------ Selection ------

The Greatest Remixes Collection is a compilation of Bananarama remixes released exclusively in Southeast Asia in 1990. At the time of the release, the only mix that had not been issued on CD was the Miami Mix of "I Heard a Rumour", although none of the mixes had ever been compiled on a Bananarama album. Subsequently some of the mixes have been available on easier to find Bananarama albums, such as The Very Best of Bananarama double CD or The Twelve Inches of Bananarama. The album has become very rare and expensive.

Track listing
 "Cruel Summer '89" (Swing Beat Dub) – 5:20
(S. Jolley/T. Swain/S. Dallin/S. Fahey/ K. Woodward)
Remixed by Freddy Bastone
 "Megarama '89" (Full-Length Version) – 8:37
Megamix and additional production by Alan Coulthard for DMC (UK)
 "Help!" (Extended Version) – 6:33
(J. Lennon/P. McCartney)
 "Love in the First Degree" (Jailers Mix) – 6:05
(S. Dallin/S. Fahey/K. Woodward/M. Stock/ M. Aitken/P. Waterman)

------ Information supplied ------

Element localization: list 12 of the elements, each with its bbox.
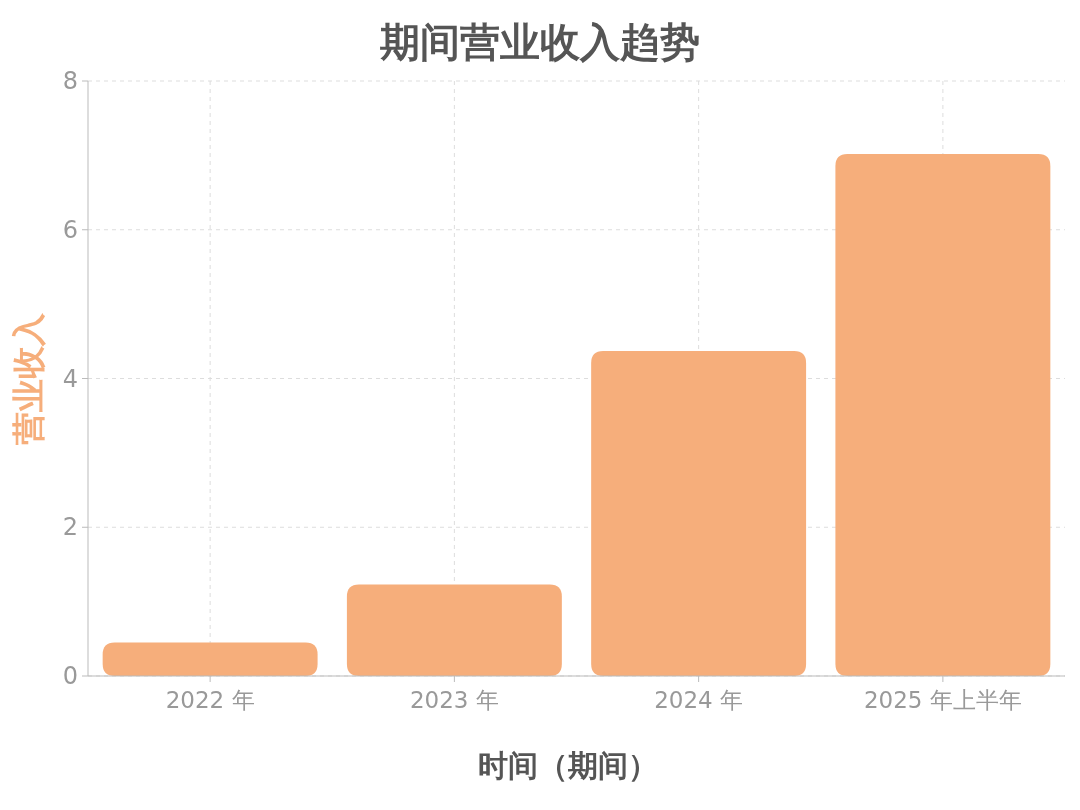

------

**Set problem 1:** Print the portion of the entry on The Greatest Remixes Collection between "The Greatest Remixes" and "Fahey/ K. Woodward)", inclusive.
**Set problem 2:** According to the entry on The Greatest Remixes Collection, which mix was the only one not yet issued on CD when the album came out?
The material that accompanies the entry on The Greatest Remixes Collection bears no relation to it.

**Task solution 1:**
The Greatest Remixes Collection is a compilation of Bananarama remixes released exclusively in Southeast Asia in 1990. At the time of the release, the only mix that had not been issued on CD was the Miami Mix of "I Heard a Rumour", although none of the mixes had ever been compiled on a Bananarama album. Subsequently some of the mixes have been available on easier to find Bananarama albums, such as The Very Best of Bananarama double CD or The Twelve Inches of Bananarama. The album has become very rare and expensive.

Track listing
 "Cruel Summer '89" (Swing Beat Dub) – 5:20
(S. Jolley/T. Swain/S. Dallin/S. Fahey/ K. Woodward)

**Task solution 2:** The Miami Mix of "I Heard a Rumour".